• _Problem statement_
Note how many lines hold "them" and report that number by itself.

• _Data section_
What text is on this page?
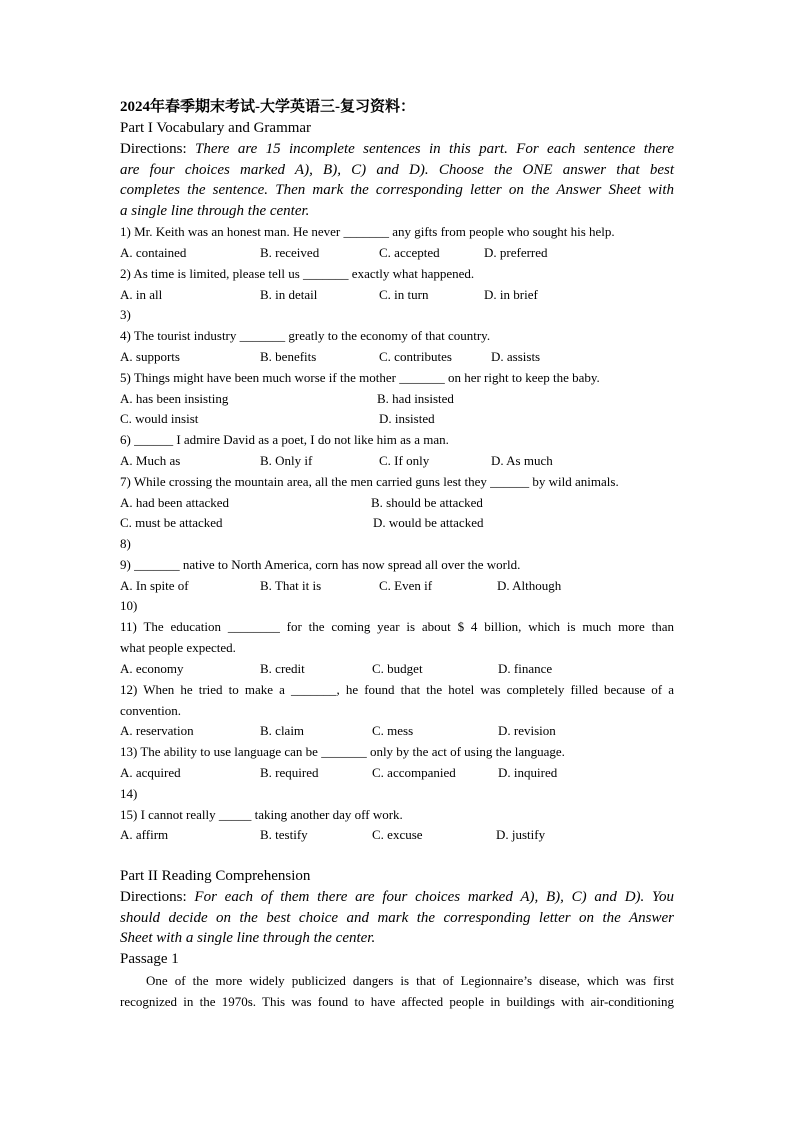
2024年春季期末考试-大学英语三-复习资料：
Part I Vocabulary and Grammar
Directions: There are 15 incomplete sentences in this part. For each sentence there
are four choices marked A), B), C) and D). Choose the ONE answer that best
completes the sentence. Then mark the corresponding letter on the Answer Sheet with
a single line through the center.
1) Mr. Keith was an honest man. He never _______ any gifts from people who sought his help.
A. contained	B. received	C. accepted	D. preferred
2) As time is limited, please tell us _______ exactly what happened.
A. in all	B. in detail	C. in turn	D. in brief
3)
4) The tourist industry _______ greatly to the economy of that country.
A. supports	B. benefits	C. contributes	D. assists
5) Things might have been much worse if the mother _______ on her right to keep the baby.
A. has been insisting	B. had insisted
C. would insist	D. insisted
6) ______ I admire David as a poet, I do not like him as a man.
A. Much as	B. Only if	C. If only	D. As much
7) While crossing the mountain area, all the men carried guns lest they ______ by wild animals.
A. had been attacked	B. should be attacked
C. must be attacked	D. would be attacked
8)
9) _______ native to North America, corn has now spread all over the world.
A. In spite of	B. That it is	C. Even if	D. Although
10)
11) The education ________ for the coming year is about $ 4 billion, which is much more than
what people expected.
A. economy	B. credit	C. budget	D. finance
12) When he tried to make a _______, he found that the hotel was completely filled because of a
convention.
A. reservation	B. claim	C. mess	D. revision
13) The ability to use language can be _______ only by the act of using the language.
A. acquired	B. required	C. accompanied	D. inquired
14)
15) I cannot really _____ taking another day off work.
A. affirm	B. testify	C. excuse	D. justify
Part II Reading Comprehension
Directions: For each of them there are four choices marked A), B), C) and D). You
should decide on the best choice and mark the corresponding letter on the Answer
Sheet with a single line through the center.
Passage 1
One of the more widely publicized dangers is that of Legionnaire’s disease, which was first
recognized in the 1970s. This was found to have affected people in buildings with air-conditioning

---

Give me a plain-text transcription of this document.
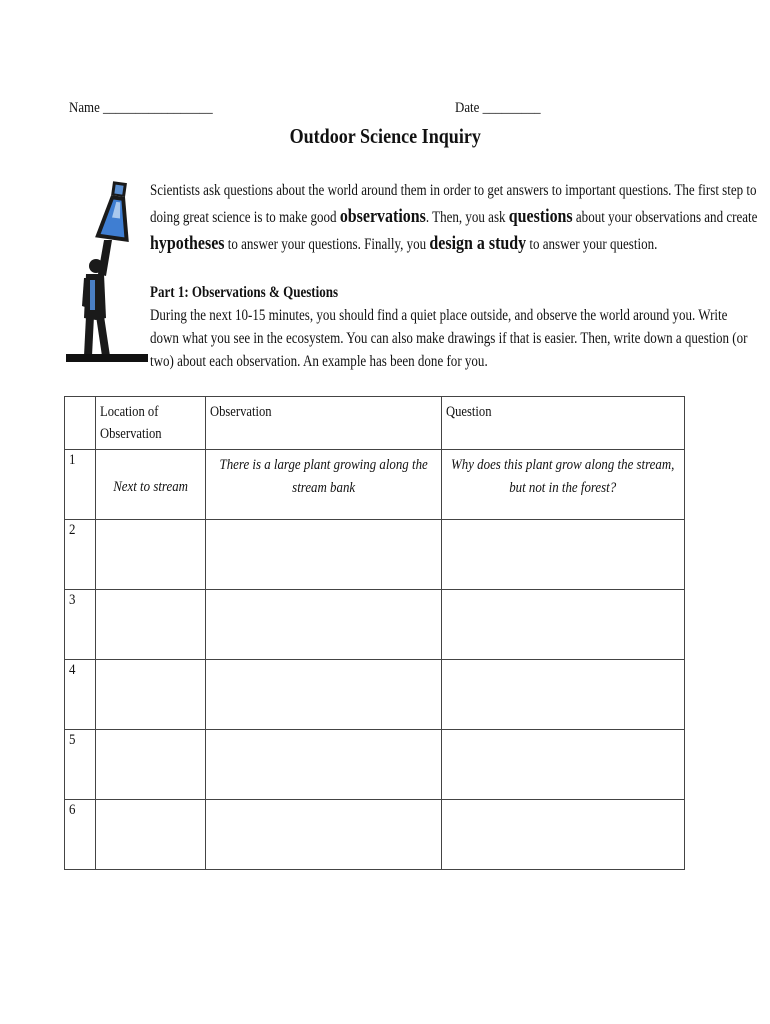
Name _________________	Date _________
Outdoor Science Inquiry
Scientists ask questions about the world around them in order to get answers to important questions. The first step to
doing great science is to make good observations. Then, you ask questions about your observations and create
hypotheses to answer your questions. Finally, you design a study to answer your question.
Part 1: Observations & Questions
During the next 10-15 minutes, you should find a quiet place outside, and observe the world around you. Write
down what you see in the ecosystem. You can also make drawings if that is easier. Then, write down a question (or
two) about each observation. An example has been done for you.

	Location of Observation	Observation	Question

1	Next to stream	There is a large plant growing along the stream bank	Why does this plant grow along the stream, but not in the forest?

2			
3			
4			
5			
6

--

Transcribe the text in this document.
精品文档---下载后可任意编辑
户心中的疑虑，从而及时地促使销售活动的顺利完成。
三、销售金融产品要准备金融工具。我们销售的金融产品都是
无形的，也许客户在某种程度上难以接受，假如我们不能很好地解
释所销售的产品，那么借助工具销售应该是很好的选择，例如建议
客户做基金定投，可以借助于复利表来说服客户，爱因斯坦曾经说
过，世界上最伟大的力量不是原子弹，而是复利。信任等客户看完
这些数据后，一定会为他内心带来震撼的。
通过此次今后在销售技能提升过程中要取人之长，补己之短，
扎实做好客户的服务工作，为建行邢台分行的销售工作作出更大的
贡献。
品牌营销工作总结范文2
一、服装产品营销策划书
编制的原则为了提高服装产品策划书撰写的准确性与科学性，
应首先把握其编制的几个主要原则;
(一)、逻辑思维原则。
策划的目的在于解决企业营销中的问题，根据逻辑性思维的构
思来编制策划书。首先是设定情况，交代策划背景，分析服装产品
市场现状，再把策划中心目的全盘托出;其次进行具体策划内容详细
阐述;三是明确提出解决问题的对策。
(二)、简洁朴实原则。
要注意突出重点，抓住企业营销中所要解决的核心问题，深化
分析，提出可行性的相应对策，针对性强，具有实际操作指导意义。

• _Solution below_
2